§ What needs to be done: Answer with one number: how many lines have "млрд".

§ Input records:
★ ★ ★ ★ ★

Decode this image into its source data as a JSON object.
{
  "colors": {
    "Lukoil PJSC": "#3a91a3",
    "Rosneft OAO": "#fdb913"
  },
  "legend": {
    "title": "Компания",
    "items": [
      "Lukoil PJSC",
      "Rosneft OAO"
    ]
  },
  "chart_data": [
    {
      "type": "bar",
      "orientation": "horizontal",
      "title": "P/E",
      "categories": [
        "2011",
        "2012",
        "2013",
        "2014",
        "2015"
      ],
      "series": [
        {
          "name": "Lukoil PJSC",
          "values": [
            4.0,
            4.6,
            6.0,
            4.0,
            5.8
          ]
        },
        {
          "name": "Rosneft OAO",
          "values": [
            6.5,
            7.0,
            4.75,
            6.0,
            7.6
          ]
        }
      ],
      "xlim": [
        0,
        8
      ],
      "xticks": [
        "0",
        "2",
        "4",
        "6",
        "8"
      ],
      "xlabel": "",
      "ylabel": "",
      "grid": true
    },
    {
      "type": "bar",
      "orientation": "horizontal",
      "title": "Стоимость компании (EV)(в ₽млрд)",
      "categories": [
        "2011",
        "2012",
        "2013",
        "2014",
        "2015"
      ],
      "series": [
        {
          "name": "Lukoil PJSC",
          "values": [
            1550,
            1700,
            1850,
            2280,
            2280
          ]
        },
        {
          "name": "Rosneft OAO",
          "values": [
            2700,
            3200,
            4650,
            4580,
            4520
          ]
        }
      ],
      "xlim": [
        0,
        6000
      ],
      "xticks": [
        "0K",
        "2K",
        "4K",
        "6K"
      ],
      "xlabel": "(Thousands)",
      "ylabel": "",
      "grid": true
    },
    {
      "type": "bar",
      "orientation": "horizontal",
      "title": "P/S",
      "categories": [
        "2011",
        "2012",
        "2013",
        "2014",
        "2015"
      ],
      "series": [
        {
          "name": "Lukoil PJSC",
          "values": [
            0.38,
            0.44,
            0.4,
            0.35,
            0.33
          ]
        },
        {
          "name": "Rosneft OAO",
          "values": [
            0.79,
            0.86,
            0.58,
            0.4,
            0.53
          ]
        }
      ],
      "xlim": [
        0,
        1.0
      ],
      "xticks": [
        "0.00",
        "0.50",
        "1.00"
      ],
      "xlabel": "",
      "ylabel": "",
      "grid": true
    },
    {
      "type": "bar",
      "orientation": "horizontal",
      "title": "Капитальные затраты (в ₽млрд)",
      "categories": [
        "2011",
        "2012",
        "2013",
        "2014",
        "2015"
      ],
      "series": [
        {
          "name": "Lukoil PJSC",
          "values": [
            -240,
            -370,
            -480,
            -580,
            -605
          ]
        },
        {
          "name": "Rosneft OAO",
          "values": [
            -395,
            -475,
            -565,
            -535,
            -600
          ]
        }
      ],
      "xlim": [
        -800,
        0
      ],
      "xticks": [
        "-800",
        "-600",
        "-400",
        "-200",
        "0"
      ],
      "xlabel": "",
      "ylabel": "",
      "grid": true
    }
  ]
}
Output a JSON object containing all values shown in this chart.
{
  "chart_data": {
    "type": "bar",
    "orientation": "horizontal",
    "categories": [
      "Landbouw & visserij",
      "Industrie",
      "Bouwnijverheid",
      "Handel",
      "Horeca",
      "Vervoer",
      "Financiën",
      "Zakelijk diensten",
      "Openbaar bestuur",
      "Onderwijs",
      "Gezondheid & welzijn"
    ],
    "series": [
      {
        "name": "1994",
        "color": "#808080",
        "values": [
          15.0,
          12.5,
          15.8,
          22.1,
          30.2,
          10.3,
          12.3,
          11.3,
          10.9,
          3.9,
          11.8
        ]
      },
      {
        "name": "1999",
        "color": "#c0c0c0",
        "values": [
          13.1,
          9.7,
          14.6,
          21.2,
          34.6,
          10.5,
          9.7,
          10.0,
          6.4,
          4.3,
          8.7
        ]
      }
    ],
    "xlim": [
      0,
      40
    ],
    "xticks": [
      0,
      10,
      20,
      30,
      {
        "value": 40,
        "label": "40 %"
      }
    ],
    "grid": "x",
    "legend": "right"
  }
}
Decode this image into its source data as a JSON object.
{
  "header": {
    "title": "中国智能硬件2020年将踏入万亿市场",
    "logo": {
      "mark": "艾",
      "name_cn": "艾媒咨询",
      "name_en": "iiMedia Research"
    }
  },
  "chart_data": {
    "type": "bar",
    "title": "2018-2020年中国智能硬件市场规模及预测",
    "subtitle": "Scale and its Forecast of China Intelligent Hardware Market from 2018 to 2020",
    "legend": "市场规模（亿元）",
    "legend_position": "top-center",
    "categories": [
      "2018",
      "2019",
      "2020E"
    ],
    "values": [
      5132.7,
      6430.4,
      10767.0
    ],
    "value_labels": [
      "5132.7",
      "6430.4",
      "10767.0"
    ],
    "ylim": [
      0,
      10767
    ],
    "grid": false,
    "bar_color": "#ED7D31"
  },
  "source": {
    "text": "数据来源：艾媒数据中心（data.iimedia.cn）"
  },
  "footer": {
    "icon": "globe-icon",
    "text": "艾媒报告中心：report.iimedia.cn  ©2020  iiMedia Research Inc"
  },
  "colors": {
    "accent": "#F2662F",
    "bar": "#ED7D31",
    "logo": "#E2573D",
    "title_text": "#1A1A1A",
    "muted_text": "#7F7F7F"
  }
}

★ ★ ★ ★ ★

§ Written solution: 2